* Given entries:

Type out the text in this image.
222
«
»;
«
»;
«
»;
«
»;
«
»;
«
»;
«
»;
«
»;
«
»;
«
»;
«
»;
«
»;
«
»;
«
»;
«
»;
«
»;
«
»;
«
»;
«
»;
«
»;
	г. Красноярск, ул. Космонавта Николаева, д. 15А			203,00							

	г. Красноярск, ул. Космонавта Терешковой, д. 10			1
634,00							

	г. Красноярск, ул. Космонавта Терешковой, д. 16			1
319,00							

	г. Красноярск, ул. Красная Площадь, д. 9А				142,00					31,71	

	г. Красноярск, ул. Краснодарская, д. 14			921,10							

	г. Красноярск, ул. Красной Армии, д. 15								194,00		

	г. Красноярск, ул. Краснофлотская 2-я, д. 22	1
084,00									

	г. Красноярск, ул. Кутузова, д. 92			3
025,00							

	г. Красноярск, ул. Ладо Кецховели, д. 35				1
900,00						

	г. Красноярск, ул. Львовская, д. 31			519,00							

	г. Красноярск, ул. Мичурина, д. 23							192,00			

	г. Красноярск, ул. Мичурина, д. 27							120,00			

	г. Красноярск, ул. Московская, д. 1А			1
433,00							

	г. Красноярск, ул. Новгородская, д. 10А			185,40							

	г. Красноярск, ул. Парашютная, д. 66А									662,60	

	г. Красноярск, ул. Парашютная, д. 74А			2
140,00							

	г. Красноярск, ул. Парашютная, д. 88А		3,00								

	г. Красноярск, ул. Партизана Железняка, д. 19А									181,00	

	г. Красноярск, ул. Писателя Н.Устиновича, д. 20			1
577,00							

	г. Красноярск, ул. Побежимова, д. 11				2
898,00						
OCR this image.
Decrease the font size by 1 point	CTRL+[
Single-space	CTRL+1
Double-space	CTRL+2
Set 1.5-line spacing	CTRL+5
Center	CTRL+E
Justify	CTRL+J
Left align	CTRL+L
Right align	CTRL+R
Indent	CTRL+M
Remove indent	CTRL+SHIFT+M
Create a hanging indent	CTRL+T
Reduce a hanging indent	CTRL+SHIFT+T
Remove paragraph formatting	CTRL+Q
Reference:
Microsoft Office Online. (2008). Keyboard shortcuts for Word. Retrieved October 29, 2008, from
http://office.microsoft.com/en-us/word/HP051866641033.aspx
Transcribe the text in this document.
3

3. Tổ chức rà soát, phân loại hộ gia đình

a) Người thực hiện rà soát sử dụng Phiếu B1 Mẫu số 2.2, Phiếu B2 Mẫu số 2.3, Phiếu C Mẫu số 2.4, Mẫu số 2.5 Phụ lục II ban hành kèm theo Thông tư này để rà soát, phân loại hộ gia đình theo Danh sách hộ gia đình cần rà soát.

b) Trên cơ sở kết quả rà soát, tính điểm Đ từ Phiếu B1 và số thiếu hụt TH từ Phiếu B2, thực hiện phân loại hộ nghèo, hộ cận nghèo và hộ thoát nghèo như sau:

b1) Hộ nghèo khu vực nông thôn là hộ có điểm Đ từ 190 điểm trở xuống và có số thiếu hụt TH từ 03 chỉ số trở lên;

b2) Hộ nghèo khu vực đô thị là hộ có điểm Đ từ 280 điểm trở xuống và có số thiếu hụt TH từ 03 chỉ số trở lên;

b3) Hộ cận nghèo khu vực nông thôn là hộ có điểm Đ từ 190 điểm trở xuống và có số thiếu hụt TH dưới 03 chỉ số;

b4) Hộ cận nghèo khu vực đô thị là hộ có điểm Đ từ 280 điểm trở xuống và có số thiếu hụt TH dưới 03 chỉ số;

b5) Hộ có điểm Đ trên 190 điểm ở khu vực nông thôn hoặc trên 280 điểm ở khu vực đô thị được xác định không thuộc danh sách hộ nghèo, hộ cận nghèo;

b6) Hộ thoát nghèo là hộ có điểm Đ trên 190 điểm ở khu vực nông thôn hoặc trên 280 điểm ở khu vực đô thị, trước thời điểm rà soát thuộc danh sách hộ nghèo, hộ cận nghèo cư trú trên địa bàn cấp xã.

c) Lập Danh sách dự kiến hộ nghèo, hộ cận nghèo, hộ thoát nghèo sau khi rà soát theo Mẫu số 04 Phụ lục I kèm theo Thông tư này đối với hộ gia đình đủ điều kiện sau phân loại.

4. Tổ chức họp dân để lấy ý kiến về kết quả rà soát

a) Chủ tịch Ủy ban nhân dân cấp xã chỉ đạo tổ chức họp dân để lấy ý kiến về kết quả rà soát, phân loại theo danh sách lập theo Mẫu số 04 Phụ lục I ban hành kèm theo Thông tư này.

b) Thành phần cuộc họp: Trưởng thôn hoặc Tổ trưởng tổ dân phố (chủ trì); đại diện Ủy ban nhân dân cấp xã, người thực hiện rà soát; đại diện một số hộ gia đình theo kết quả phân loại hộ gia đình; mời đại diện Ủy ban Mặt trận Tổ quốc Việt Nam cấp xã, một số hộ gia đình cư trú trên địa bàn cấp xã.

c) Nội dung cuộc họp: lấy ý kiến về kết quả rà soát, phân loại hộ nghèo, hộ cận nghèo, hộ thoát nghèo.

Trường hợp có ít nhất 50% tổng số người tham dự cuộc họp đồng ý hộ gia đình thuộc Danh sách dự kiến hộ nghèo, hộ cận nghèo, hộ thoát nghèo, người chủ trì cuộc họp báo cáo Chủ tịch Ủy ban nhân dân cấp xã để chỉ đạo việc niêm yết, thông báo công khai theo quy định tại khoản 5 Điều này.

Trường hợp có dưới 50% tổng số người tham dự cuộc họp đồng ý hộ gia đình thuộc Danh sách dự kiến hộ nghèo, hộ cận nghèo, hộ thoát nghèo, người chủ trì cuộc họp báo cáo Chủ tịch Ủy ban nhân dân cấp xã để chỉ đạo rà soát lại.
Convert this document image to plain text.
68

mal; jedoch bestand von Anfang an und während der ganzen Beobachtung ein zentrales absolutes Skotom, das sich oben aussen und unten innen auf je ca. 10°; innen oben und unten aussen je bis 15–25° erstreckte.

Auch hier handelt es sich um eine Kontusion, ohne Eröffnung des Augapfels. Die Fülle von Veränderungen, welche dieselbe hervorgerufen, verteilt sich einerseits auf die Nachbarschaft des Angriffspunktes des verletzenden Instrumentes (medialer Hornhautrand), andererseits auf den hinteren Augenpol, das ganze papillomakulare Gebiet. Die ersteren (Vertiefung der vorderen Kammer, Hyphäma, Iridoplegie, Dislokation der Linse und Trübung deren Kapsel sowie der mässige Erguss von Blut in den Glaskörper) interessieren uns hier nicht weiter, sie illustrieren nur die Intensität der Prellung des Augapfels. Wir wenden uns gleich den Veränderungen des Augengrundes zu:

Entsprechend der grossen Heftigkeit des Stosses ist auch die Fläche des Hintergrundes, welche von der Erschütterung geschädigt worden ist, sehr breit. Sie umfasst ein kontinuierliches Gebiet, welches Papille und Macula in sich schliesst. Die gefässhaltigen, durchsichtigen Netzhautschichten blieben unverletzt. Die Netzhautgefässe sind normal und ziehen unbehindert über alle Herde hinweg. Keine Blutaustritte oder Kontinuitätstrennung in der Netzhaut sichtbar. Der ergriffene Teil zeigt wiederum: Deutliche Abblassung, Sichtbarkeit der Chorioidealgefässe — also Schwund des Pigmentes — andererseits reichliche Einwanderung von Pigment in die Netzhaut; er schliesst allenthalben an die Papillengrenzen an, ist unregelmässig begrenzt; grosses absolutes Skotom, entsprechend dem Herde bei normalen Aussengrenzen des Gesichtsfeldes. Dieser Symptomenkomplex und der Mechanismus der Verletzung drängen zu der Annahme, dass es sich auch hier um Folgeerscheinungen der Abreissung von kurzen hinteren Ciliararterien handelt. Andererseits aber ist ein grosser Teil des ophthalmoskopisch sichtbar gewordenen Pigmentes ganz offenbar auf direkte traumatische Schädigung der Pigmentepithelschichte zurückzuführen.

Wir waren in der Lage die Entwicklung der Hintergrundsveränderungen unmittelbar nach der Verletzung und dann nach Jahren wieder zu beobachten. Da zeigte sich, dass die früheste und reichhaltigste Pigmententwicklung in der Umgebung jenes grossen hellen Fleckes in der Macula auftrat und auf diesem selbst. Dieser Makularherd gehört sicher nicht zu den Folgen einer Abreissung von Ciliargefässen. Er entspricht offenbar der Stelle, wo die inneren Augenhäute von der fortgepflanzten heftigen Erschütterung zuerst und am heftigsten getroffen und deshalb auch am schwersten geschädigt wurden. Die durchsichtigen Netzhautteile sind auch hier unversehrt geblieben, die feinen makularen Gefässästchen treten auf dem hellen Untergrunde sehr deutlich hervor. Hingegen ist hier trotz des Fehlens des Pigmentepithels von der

* Task objective: Identify and list each line with the word "Мичурина".

* Reply to the exercise:
	г. Красноярск, ул. Мичурина, д. 23							192,00			
	г. Красноярск, ул. Мичурина, д. 27							120,00			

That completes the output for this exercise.